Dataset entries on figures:
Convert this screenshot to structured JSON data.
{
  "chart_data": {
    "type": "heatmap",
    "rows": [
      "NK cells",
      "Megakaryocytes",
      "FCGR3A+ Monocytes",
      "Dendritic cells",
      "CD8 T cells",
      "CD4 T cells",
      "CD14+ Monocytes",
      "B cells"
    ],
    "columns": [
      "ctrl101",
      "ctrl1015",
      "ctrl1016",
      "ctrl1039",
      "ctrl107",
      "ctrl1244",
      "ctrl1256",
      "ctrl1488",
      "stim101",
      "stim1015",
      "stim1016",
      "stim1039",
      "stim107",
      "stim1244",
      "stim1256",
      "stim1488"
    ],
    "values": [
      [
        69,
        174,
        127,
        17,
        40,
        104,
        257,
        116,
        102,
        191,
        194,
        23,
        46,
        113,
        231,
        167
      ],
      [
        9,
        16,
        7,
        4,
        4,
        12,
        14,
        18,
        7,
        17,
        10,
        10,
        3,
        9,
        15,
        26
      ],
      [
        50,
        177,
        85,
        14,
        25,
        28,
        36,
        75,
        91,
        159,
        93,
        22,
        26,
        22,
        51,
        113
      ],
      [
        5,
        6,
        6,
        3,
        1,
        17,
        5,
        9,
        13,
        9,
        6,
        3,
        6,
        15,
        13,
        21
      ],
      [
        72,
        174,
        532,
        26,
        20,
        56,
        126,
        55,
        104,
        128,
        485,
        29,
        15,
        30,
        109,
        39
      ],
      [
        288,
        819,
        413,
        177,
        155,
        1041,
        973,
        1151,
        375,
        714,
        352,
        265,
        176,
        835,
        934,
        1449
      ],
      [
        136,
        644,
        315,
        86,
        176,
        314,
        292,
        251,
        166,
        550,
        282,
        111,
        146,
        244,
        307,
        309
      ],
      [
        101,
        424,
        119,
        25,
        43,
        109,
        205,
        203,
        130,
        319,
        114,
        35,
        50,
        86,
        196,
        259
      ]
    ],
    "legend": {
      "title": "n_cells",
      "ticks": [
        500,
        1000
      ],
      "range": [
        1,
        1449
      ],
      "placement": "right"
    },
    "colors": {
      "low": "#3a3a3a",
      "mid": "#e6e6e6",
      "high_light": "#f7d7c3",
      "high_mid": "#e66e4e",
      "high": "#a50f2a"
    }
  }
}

▶ [THE TASK]:
Copy all of the data exactly.

▶ [SOLUTION TO THIS EXERCISE]:
Convert this screenshot to structured JSON data.
{
  "chart_data": {
    "type": "heatmap",
    "rows": [
      "NK cells",
      "Megakaryocytes",
      "FCGR3A+ Monocytes",
      "Dendritic cells",
      "CD8 T cells",
      "CD4 T cells",
      "CD14+ Monocytes",
      "B cells"
    ],
    "columns": [
      "ctrl101",
      "ctrl1015",
      "ctrl1016",
      "ctrl1039",
      "ctrl107",
      "ctrl1244",
      "ctrl1256",
      "ctrl1488",
      "stim101",
      "stim1015",
      "stim1016",
      "stim1039",
      "stim107",
      "stim1244",
      "stim1256",
      "stim1488"
    ],
    "values": [
      [
        69,
        174,
        127,
        17,
        40,
        104,
        257,
        116,
        102,
        191,
        194,
        23,
        46,
        113,
        231,
        167
      ],
      [
        9,
        16,
        7,
        4,
        4,
        12,
        14,
        18,
        7,
        17,
        10,
        10,
        3,
        9,
        15,
        26
      ],
      [
        50,
        177,
        85,
        14,
        25,
        28,
        36,
        75,
        91,
        159,
        93,
        22,
        26,
        22,
        51,
        113
      ],
      [
        5,
        6,
        6,
        3,
        1,
        17,
        5,
        9,
        13,
        9,
        6,
        3,
        6,
        15,
        13,
        21
      ],
      [
        72,
        174,
        532,
        26,
        20,
        56,
        126,
        55,
        104,
        128,
        485,
        29,
        15,
        30,
        109,
        39
      ],
      [
        288,
        819,
        413,
        177,
        155,
        1041,
        973,
        1151,
        375,
        714,
        352,
        265,
        176,
        835,
        934,
        1449
      ],
      [
        136,
        644,
        315,
        86,
        176,
        314,
        292,
        251,
        166,
        550,
        282,
        111,
        146,
        244,
        307,
        309
      ],
      [
        101,
        424,
        119,
        25,
        43,
        109,
        205,
        203,
        130,
        319,
        114,
        35,
        50,
        86,
        196,
        259
      ]
    ],
    "legend": {
      "title": "n_cells",
      "ticks": [
        500,
        1000
      ],
      "range": [
        1,
        1449
      ],
      "placement": "right"
    },
    "colors": {
      "low": "#3a3a3a",
      "mid": "#e6e6e6",
      "high_light": "#f7d7c3",
      "high_mid": "#e66e4e",
      "high": "#a50f2a"
    }
  }
}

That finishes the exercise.